[Items from a data source]
- - -

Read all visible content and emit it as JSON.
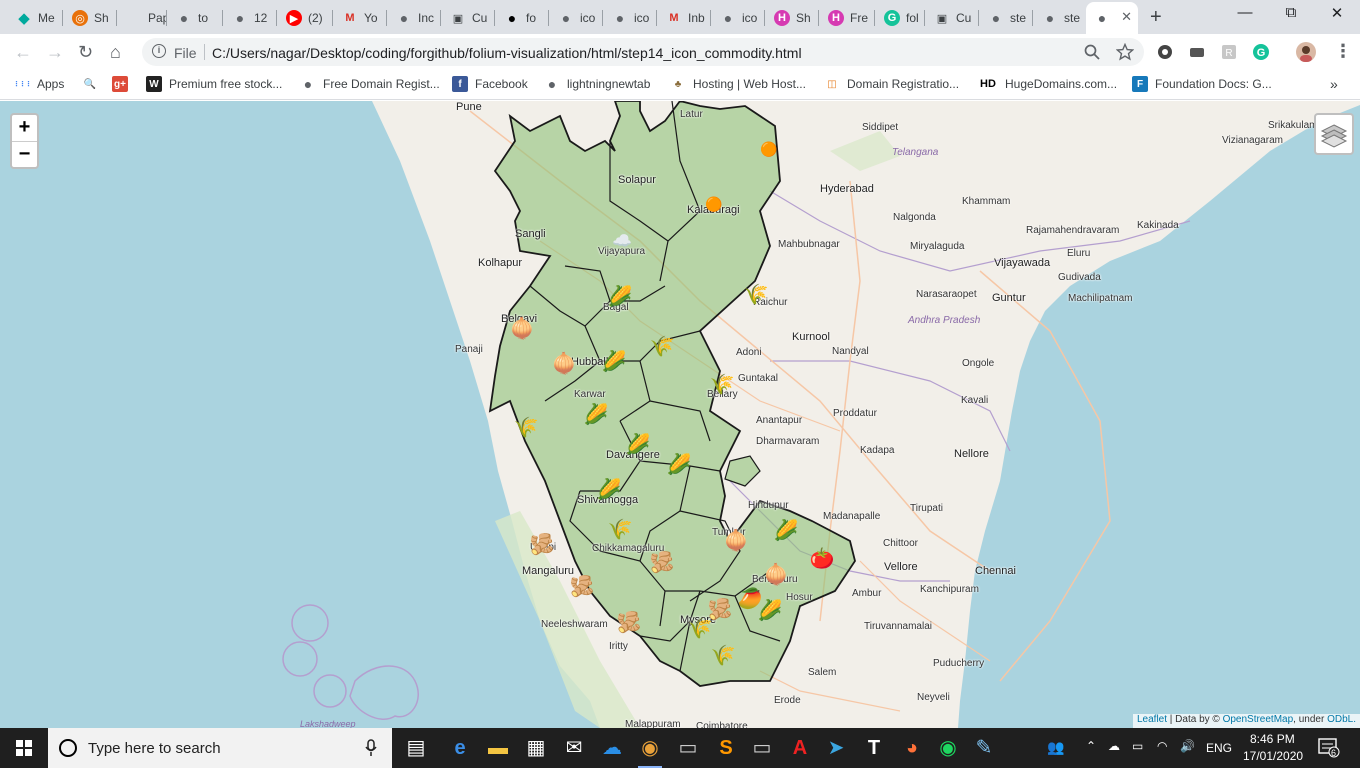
{
  "tabs": [
    {
      "title": "Me",
      "icon": "diamond-icon",
      "color": "#00a99d"
    },
    {
      "title": "Sh",
      "icon": "target-icon",
      "color": "#e8710a"
    },
    {
      "title": "Papier",
      "icon": "none",
      "color": "#3c4043"
    },
    {
      "title": "to",
      "icon": "globe-icon",
      "color": "#5f6368"
    },
    {
      "title": "12",
      "icon": "globe-icon",
      "color": "#5f6368"
    },
    {
      "title": "(2)",
      "icon": "youtube-icon",
      "color": "#ff0000"
    },
    {
      "title": "Yo",
      "icon": "gmail-icon",
      "color": "#d93025"
    },
    {
      "title": "Inc",
      "icon": "globe-icon",
      "color": "#5f6368"
    },
    {
      "title": "Cu",
      "icon": "picture-icon",
      "color": "#3c4043"
    },
    {
      "title": "fo",
      "icon": "github-icon",
      "color": "#000000"
    },
    {
      "title": "ico",
      "icon": "globe-icon",
      "color": "#5f6368"
    },
    {
      "title": "ico",
      "icon": "globe-icon",
      "color": "#5f6368"
    },
    {
      "title": "Inb",
      "icon": "gmail-icon",
      "color": "#d93025"
    },
    {
      "title": "ico",
      "icon": "globe-icon",
      "color": "#5f6368"
    },
    {
      "title": "Sh",
      "icon": "hackernoon-icon",
      "color": "#d63ab2"
    },
    {
      "title": "Fre",
      "icon": "hackernoon-icon",
      "color": "#d63ab2"
    },
    {
      "title": "fol",
      "icon": "grammarly-icon",
      "color": "#15c39a"
    },
    {
      "title": "Cu",
      "icon": "picture-icon",
      "color": "#3c4043"
    },
    {
      "title": "ste",
      "icon": "globe-icon",
      "color": "#5f6368"
    },
    {
      "title": "ste",
      "icon": "globe-icon",
      "color": "#5f6368"
    },
    {
      "title": "",
      "icon": "globe-icon",
      "color": "#5f6368",
      "active": true
    }
  ],
  "address_bar": {
    "security_label": "File",
    "url": "C:/Users/nagar/Desktop/coding/forgithub/folium-visualization/html/step14_icon_commodity.html"
  },
  "bookmarks": [
    {
      "label": "Apps",
      "icon": "apps-grid-icon",
      "color": "#4285f4"
    },
    {
      "label": "",
      "icon": "search-icon",
      "color": "#5f6368"
    },
    {
      "label": "",
      "icon": "google-plus-icon",
      "color": "#dd4b39"
    },
    {
      "label": "Premium free stock...",
      "icon": "w-icon",
      "color": "#222222"
    },
    {
      "label": "Free Domain Regist...",
      "icon": "globe-icon",
      "color": "#5f6368"
    },
    {
      "label": "Facebook",
      "icon": "facebook-icon",
      "color": "#3b5998"
    },
    {
      "label": "lightningnewtab",
      "icon": "globe-icon",
      "color": "#5f6368"
    },
    {
      "label": "Hosting | Web Host...",
      "icon": "host-icon",
      "color": "#8a6d3b"
    },
    {
      "label": "Domain Registratio...",
      "icon": "domain-icon",
      "color": "#e67e22"
    },
    {
      "label": "HugeDomains.com...",
      "icon": "hd-icon",
      "color": "#000000"
    },
    {
      "label": "Foundation Docs: G...",
      "icon": "foundation-icon",
      "color": "#1779ba"
    }
  ],
  "map": {
    "zoom_in": "+",
    "zoom_out": "−",
    "cities": [
      {
        "name": "Pune"
      },
      {
        "name": "Latur"
      },
      {
        "name": "Siddipet"
      },
      {
        "name": "Srikakulam"
      },
      {
        "name": "Vizianagaram"
      },
      {
        "name": "Solapur"
      },
      {
        "name": "Hyderabad"
      },
      {
        "name": "Khammam"
      },
      {
        "name": "Kalaburagi"
      },
      {
        "name": "Nalgonda"
      },
      {
        "name": "Rajamahendravaram"
      },
      {
        "name": "Kakinada"
      },
      {
        "name": "Sangli"
      },
      {
        "name": "Mahbubnagar"
      },
      {
        "name": "Miryalaguda"
      },
      {
        "name": "Eluru"
      },
      {
        "name": "Vijayapura"
      },
      {
        "name": "Kolhapur"
      },
      {
        "name": "Vijayawada"
      },
      {
        "name": "Gudivada"
      },
      {
        "name": "Narasaraopet"
      },
      {
        "name": "Guntur"
      },
      {
        "name": "Machilipatnam"
      },
      {
        "name": "Raichur"
      },
      {
        "name": "Bagal"
      },
      {
        "name": "Belgavi"
      },
      {
        "name": "Panaji"
      },
      {
        "name": "Kurnool"
      },
      {
        "name": "Adoni"
      },
      {
        "name": "Nandyal"
      },
      {
        "name": "Ongole"
      },
      {
        "name": "Hubballi"
      },
      {
        "name": "Guntakal"
      },
      {
        "name": "Bellary"
      },
      {
        "name": "Karwar"
      },
      {
        "name": "Kavali"
      },
      {
        "name": "Anantapur"
      },
      {
        "name": "Proddatur"
      },
      {
        "name": "Dharmavaram"
      },
      {
        "name": "Davangere"
      },
      {
        "name": "Kadapa"
      },
      {
        "name": "Nellore"
      },
      {
        "name": "Shivamogga"
      },
      {
        "name": "Hindupur"
      },
      {
        "name": "Madanapalle"
      },
      {
        "name": "Tirupati"
      },
      {
        "name": "Udupi"
      },
      {
        "name": "Tumkur"
      },
      {
        "name": "Chikkamagaluru"
      },
      {
        "name": "Chittoor"
      },
      {
        "name": "Mangaluru"
      },
      {
        "name": "Vellore"
      },
      {
        "name": "Chennai"
      },
      {
        "name": "Hosur"
      },
      {
        "name": "Ambur"
      },
      {
        "name": "Kanchipuram"
      },
      {
        "name": "Neeleshwaram"
      },
      {
        "name": "Tiruvannamalai"
      },
      {
        "name": "Mysore"
      },
      {
        "name": "Puducherry"
      },
      {
        "name": "Iritty"
      },
      {
        "name": "Salem"
      },
      {
        "name": "Neyveli"
      },
      {
        "name": "Erode"
      },
      {
        "name": "Malappuram"
      },
      {
        "name": "Coimbatore"
      },
      {
        "name": "Bengaluru"
      }
    ],
    "states": [
      {
        "name": "Telangana"
      },
      {
        "name": "Andhra Pradesh"
      },
      {
        "name": "Lakshadweep"
      }
    ],
    "markers": [
      {
        "commodity": "jowar",
        "icon": "grain-heap-icon"
      },
      {
        "commodity": "toor",
        "icon": "grain-heap-icon"
      },
      {
        "commodity": "cotton",
        "icon": "cotton-icon"
      },
      {
        "commodity": "maize",
        "icon": "corn-icon"
      },
      {
        "commodity": "wheat",
        "icon": "wheat-icon"
      },
      {
        "commodity": "onion",
        "icon": "onion-icon"
      },
      {
        "commodity": "ginger",
        "icon": "ginger-icon"
      },
      {
        "commodity": "tomato",
        "icon": "tomato-icon"
      },
      {
        "commodity": "mango",
        "icon": "mango-icon"
      }
    ],
    "attribution": {
      "leaflet": "Leaflet",
      "data_by": " | Data by © ",
      "osm": "OpenStreetMap",
      "under": ", under ",
      "odbl": "ODbL."
    },
    "fill_color": "#90c27a",
    "border_color": "#1a1a1a"
  },
  "taskbar": {
    "search_placeholder": "Type here to search",
    "language": "ENG",
    "time": "8:46 PM",
    "date": "17/01/2020",
    "notification_count": "6",
    "apps": [
      {
        "icon": "task-view-icon"
      },
      {
        "icon": "edge-icon"
      },
      {
        "icon": "file-explorer-icon"
      },
      {
        "icon": "store-icon"
      },
      {
        "icon": "mail-icon"
      },
      {
        "icon": "onedrive-icon"
      },
      {
        "icon": "chrome-icon"
      },
      {
        "icon": "terminal-icon"
      },
      {
        "icon": "sublime-icon"
      },
      {
        "icon": "cmd-icon"
      },
      {
        "icon": "acrobat-icon"
      },
      {
        "icon": "telegram-icon"
      },
      {
        "icon": "typora-icon"
      },
      {
        "icon": "firefox-icon"
      },
      {
        "icon": "spotify-icon"
      },
      {
        "icon": "paint-icon"
      }
    ]
  }
}
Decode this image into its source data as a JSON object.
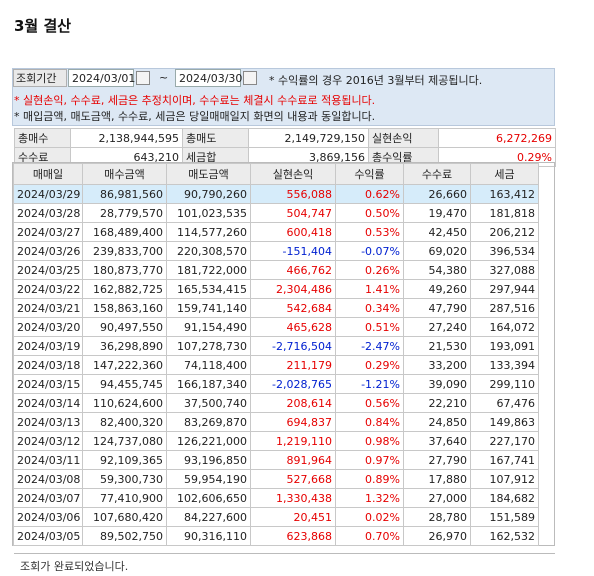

- - -

Objective>
Filter the data for the string "search" and copy every line that has it.

Problem solution>
      "icon": "search-icon",
    "search_placeholder": "Type here to search",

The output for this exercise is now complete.